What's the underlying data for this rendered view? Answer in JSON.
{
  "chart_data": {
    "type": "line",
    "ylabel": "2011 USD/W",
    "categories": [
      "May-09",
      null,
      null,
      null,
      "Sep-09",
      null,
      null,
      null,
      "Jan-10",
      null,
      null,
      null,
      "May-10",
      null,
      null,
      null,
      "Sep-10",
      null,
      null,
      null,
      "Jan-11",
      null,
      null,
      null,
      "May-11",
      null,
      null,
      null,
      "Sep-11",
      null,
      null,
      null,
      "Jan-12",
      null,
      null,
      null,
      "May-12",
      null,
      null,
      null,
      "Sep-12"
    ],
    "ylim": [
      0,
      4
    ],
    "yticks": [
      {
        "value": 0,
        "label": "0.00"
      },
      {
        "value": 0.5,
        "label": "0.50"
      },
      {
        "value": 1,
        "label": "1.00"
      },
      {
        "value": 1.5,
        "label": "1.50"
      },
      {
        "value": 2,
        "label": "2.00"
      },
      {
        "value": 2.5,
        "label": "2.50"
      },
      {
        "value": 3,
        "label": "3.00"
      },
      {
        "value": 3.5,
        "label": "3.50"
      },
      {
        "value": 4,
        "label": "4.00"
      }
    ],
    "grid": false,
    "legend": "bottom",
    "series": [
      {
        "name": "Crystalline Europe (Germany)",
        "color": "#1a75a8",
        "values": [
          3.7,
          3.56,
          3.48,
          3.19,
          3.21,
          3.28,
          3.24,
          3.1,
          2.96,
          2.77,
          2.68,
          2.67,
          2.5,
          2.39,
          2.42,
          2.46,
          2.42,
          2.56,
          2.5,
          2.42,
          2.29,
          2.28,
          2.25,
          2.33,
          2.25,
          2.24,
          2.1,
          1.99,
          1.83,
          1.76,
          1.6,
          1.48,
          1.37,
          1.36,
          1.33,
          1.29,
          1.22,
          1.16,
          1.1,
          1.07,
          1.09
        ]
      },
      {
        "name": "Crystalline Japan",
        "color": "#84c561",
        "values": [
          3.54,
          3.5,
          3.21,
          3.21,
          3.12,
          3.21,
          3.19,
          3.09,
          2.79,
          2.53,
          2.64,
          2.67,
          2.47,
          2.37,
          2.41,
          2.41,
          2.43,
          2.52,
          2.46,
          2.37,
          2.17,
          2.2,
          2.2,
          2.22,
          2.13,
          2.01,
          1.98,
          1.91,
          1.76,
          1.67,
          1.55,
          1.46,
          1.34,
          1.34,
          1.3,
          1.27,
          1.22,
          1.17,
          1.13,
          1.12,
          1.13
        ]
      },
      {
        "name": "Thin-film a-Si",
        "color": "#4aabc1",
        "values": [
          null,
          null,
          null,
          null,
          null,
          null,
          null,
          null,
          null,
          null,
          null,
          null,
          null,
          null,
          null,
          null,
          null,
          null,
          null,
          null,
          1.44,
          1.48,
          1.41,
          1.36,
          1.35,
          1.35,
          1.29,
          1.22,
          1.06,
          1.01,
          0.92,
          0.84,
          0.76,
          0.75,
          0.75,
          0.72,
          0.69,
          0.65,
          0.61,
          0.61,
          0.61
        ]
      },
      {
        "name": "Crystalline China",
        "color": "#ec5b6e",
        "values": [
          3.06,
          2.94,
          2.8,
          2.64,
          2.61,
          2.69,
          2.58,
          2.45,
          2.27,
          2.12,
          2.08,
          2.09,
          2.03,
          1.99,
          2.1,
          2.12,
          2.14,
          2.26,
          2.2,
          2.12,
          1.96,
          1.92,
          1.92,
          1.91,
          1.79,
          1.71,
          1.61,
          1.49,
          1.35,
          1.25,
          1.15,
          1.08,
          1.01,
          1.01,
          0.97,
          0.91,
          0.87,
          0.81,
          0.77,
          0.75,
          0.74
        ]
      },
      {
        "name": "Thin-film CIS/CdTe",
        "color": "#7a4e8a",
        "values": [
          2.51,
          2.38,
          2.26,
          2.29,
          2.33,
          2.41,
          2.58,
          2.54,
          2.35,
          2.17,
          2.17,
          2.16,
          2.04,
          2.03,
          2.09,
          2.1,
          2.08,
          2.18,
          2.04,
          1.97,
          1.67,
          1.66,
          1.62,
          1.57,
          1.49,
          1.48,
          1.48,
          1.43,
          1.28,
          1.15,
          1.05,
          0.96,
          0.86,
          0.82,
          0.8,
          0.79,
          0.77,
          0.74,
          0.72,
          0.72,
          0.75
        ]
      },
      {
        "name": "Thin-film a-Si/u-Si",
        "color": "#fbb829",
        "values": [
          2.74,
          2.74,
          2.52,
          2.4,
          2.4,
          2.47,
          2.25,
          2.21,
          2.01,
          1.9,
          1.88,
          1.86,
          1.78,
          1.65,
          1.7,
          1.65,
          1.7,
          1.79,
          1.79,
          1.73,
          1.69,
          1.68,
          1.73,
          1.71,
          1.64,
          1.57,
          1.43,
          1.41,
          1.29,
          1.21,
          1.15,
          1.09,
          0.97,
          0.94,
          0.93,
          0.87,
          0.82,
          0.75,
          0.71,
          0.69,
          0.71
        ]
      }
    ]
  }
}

+ + + + + + +

__GOAL__
Working from the material above, state how many lines contain "color"; give only the number.

__EXPECTED ANSWER__
6